● **WORK TO BE COMPLETED**
Every entry must be copied word for word.

● **DATASET ENTRIES**
========

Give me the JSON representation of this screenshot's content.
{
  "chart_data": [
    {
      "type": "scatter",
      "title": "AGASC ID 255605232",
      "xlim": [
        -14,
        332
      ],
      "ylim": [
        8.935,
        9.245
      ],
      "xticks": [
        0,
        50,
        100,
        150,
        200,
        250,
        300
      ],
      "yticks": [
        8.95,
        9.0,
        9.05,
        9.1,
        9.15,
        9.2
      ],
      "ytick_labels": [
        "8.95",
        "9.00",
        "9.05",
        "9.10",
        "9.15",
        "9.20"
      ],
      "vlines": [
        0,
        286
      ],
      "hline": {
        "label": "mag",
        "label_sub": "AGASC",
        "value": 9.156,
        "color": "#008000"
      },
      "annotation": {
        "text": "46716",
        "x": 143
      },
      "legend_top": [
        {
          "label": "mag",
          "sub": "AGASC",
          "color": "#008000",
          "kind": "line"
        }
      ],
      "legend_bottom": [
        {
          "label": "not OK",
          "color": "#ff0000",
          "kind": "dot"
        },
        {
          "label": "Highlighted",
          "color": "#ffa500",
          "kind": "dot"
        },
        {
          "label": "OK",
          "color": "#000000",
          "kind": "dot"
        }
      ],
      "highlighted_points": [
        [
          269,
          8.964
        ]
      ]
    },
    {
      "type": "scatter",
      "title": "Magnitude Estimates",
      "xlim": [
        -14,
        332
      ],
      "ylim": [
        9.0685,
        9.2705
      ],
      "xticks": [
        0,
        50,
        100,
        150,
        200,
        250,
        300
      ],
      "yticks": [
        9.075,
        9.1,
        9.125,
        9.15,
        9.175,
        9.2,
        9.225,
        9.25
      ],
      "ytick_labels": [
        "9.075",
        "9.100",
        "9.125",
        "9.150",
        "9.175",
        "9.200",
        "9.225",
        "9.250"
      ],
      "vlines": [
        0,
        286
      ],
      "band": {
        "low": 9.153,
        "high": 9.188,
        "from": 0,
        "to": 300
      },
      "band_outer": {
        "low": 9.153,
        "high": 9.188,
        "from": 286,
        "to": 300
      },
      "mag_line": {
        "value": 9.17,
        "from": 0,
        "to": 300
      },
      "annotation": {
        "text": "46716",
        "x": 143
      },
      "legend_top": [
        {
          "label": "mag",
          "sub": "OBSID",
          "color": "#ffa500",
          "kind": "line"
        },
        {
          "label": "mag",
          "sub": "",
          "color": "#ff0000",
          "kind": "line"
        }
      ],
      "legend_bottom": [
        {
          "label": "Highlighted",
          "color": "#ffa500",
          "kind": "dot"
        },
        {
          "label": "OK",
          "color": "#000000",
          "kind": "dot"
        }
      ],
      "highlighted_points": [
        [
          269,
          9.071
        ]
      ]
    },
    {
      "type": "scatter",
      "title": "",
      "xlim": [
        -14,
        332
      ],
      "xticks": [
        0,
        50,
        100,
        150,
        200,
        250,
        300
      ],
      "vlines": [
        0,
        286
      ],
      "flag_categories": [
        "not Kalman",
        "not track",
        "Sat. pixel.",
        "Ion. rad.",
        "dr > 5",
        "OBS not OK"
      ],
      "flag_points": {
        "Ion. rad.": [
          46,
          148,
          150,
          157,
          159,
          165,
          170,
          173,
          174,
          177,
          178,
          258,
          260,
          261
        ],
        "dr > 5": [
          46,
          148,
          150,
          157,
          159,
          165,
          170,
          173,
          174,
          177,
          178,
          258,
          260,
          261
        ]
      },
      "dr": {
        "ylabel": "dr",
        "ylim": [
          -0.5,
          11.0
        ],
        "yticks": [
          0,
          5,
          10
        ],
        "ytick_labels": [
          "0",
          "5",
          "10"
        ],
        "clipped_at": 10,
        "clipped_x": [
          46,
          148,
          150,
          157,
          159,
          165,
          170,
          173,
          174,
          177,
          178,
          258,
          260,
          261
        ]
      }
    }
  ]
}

========

● **SOLVED EXERCISE**
Give me the JSON representation of this screenshot's content.
{
  "chart_data": [
    {
      "type": "scatter",
      "title": "AGASC ID 255605232",
      "xlim": [
        -14,
        332
      ],
      "ylim": [
        8.935,
        9.245
      ],
      "xticks": [
        0,
        50,
        100,
        150,
        200,
        250,
        300
      ],
      "yticks": [
        8.95,
        9.0,
        9.05,
        9.1,
        9.15,
        9.2
      ],
      "ytick_labels": [
        "8.95",
        "9.00",
        "9.05",
        "9.10",
        "9.15",
        "9.20"
      ],
      "vlines": [
        0,
        286
      ],
      "hline": {
        "label": "mag",
        "label_sub": "AGASC",
        "value": 9.156,
        "color": "#008000"
      },
      "annotation": {
        "text": "46716",
        "x": 143
      },
      "legend_top": [
        {
          "label": "mag",
          "sub": "AGASC",
          "color": "#008000",
          "kind": "line"
        }
      ],
      "legend_bottom": [
        {
          "label": "not OK",
          "color": "#ff0000",
          "kind": "dot"
        },
        {
          "label": "Highlighted",
          "color": "#ffa500",
          "kind": "dot"
        },
        {
          "label": "OK",
          "color": "#000000",
          "kind": "dot"
        }
      ],
      "highlighted_points": [
        [
          269,
          8.964
        ]
      ]
    },
    {
      "type": "scatter",
      "title": "Magnitude Estimates",
      "xlim": [
        -14,
        332
      ],
      "ylim": [
        9.0685,
        9.2705
      ],
      "xticks": [
        0,
        50,
        100,
        150,
        200,
        250,
        300
      ],
      "yticks": [
        9.075,
        9.1,
        9.125,
        9.15,
        9.175,
        9.2,
        9.225,
        9.25
      ],
      "ytick_labels": [
        "9.075",
        "9.100",
        "9.125",
        "9.150",
        "9.175",
        "9.200",
        "9.225",
        "9.250"
      ],
      "vlines": [
        0,
        286
      ],
      "band": {
        "low": 9.153,
        "high": 9.188,
        "from": 0,
        "to": 300
      },
      "band_outer": {
        "low": 9.153,
        "high": 9.188,
        "from": 286,
        "to": 300
      },
      "mag_line": {
        "value": 9.17,
        "from": 0,
        "to": 300
      },
      "annotation": {
        "text": "46716",
        "x": 143
      },
      "legend_top": [
        {
          "label": "mag",
          "sub": "OBSID",
          "color": "#ffa500",
          "kind": "line"
        },
        {
          "label": "mag",
          "sub": "",
          "color": "#ff0000",
          "kind": "line"
        }
      ],
      "legend_bottom": [
        {
          "label": "Highlighted",
          "color": "#ffa500",
          "kind": "dot"
        },
        {
          "label": "OK",
          "color": "#000000",
          "kind": "dot"
        }
      ],
      "highlighted_points": [
        [
          269,
          9.071
        ]
      ]
    },
    {
      "type": "scatter",
      "title": "",
      "xlim": [
        -14,
        332
      ],
      "xticks": [
        0,
        50,
        100,
        150,
        200,
        250,
        300
      ],
      "vlines": [
        0,
        286
      ],
      "flag_categories": [
        "not Kalman",
        "not track",
        "Sat. pixel.",
        "Ion. rad.",
        "dr > 5",
        "OBS not OK"
      ],
      "flag_points": {
        "Ion. rad.": [
          46,
          148,
          150,
          157,
          159,
          165,
          170,
          173,
          174,
          177,
          178,
          258,
          260,
          261
        ],
        "dr > 5": [
          46,
          148,
          150,
          157,
          159,
          165,
          170,
          173,
          174,
          177,
          178,
          258,
          260,
          261
        ]
      },
      "dr": {
        "ylabel": "dr",
        "ylim": [
          -0.5,
          11.0
        ],
        "yticks": [
          0,
          5,
          10
        ],
        "ytick_labels": [
          "0",
          "5",
          "10"
        ],
        "clipped_at": 10,
        "clipped_x": [
          46,
          148,
          150,
          157,
          159,
          165,
          170,
          173,
          174,
          177,
          178,
          258,
          260,
          261
        ]
      }
    }
  ]
}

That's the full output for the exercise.